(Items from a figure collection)

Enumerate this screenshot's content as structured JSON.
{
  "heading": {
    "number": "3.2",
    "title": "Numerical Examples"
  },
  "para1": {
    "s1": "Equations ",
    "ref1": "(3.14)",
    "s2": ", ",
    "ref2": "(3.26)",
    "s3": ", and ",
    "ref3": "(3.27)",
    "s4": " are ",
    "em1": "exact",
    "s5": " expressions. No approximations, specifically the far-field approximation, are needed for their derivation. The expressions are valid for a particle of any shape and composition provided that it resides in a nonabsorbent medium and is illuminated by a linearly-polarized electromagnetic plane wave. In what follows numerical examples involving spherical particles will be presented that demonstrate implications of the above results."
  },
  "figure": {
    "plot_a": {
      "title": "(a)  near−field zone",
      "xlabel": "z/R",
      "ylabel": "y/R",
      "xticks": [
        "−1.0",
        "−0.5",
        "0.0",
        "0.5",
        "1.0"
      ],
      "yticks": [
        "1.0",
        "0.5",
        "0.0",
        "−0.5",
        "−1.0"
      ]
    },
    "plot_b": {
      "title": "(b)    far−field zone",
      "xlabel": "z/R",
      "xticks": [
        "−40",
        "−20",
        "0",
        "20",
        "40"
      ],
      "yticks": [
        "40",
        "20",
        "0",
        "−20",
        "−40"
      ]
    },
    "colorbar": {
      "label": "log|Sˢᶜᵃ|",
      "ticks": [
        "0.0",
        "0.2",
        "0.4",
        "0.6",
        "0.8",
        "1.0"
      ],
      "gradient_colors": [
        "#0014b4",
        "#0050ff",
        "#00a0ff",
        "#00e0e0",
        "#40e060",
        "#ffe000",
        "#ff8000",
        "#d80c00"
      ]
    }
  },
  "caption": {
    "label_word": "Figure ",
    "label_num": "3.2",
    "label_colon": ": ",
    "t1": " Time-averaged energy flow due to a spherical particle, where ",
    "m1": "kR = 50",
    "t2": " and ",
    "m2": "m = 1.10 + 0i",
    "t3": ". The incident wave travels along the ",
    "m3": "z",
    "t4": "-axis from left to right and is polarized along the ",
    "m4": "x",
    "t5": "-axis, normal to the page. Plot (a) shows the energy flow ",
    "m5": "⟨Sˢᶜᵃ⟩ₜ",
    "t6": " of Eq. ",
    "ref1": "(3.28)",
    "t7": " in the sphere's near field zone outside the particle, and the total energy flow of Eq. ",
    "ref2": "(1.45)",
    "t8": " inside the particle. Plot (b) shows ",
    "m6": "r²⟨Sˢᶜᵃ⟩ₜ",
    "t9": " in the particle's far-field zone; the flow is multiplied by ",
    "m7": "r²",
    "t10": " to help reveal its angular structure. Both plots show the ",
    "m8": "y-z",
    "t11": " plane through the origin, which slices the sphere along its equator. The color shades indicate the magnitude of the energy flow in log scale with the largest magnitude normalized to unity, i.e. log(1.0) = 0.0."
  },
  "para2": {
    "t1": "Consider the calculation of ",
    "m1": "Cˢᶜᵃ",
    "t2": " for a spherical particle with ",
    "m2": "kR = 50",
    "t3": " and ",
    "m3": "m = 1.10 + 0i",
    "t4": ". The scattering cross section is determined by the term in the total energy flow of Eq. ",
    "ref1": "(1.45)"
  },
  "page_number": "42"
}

WHAT THE EXERCISE ASKS – Find the lines holding "axis" and list every one.

RESULT –
    "t4": "-axis from left to right and is polarized along the ",
    "t5": "-axis, normal to the page. Plot (a) shows the energy flow ",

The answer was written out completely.